↓↓↓

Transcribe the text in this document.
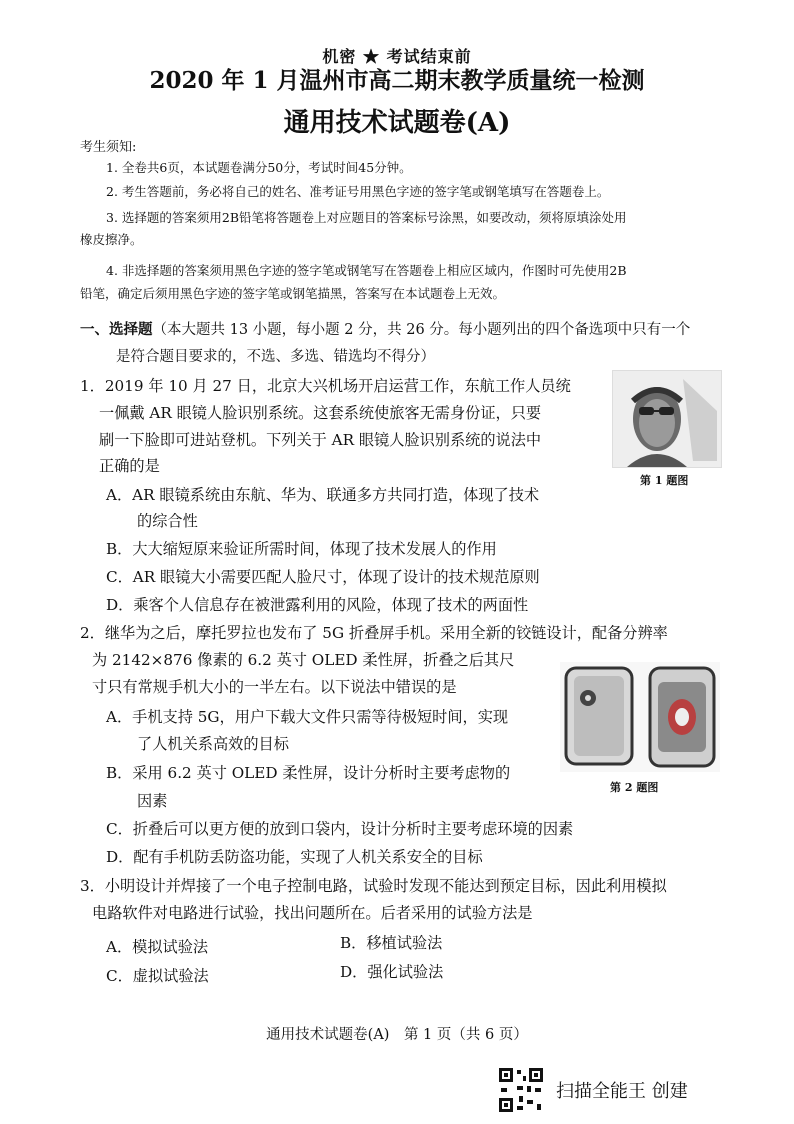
机密 ★ 考试结束前
2020 年 1 月温州市高二期末教学质量统一检测
通用技术试题卷(A)
考生须知:
1. 全卷共6页，本试题卷满分50分，考试时间45分钟。
2. 考生答题前，务必将自己的姓名、准考证号用黑色字迹的签字笔或钢笔填写在答题卷上。
3. 选择题的答案须用2B铅笔将答题卷上对应题目的答案标号涂黑，如要改动，须将原填涂处用
橡皮擦净。
4. 非选择题的答案须用黑色字迹的签字笔或钢笔写在答题卷上相应区域内，作图时可先使用2B
铅笔，确定后须用黑色字迹的签字笔或钢笔描黑，答案写在本试题卷上无效。
一、选择题（本大题共 13 小题，每小题 2 分，共 26 分。每小题列出的四个备选项中只有一个
是符合题目要求的，不选、多选、错选均不得分）
1．2019 年 10 月 27 日，北京大兴机场开启运营工作，东航工作人员统
一佩戴 AR 眼镜人脸识别系统。这套系统使旅客无需身份证，只要
刷一下脸即可进站登机。下列关于 AR 眼镜人脸识别系统的说法中
正确的是
第 1 题图
A．AR 眼镜系统由东航、华为、联通多方共同打造，体现了技术
的综合性
B．大大缩短原来验证所需时间，体现了技术发展人的作用
C．AR 眼镜大小需要匹配人脸尺寸，体现了设计的技术规范原则
D．乘客个人信息存在被泄露利用的风险，体现了技术的两面性
2．继华为之后，摩托罗拉也发布了 5G 折叠屏手机。采用全新的铰链设计，配备分辨率
为 2142×876 像素的 6.2 英寸 OLED 柔性屏，折叠之后其尺
寸只有常规手机大小的一半左右。以下说法中错误的是
第 2 题图
A．手机支持 5G，用户下载大文件只需等待极短时间，实现
了人机关系高效的目标
B．采用 6.2 英寸 OLED 柔性屏，设计分析时主要考虑物的
因素
C．折叠后可以更方便的放到口袋内，设计分析时主要考虑环境的因素
D．配有手机防丢防盗功能，实现了人机关系安全的目标
3．小明设计并焊接了一个电子控制电路，试验时发现不能达到预定目标，因此利用模拟
电路软件对电路进行试验，找出问题所在。后者采用的试验方法是
A．模拟试验法	B．移植试验法
C．虚拟试验法	D．强化试验法
通用技术试题卷(A)　第 1 页（共 6 页）
扫描全能王 创建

↑↑↑

→ **DESCRIPTION OF THE TASK**:
Pick out all the lines with the word "OLED" in them and copy them.

→ **CORRECT RESPONSE**:
为 2142×876 像素的 6.2 英寸 OLED 柔性屏，折叠之后其尺
B．采用 6.2 英寸 OLED 柔性屏，设计分析时主要考虑物的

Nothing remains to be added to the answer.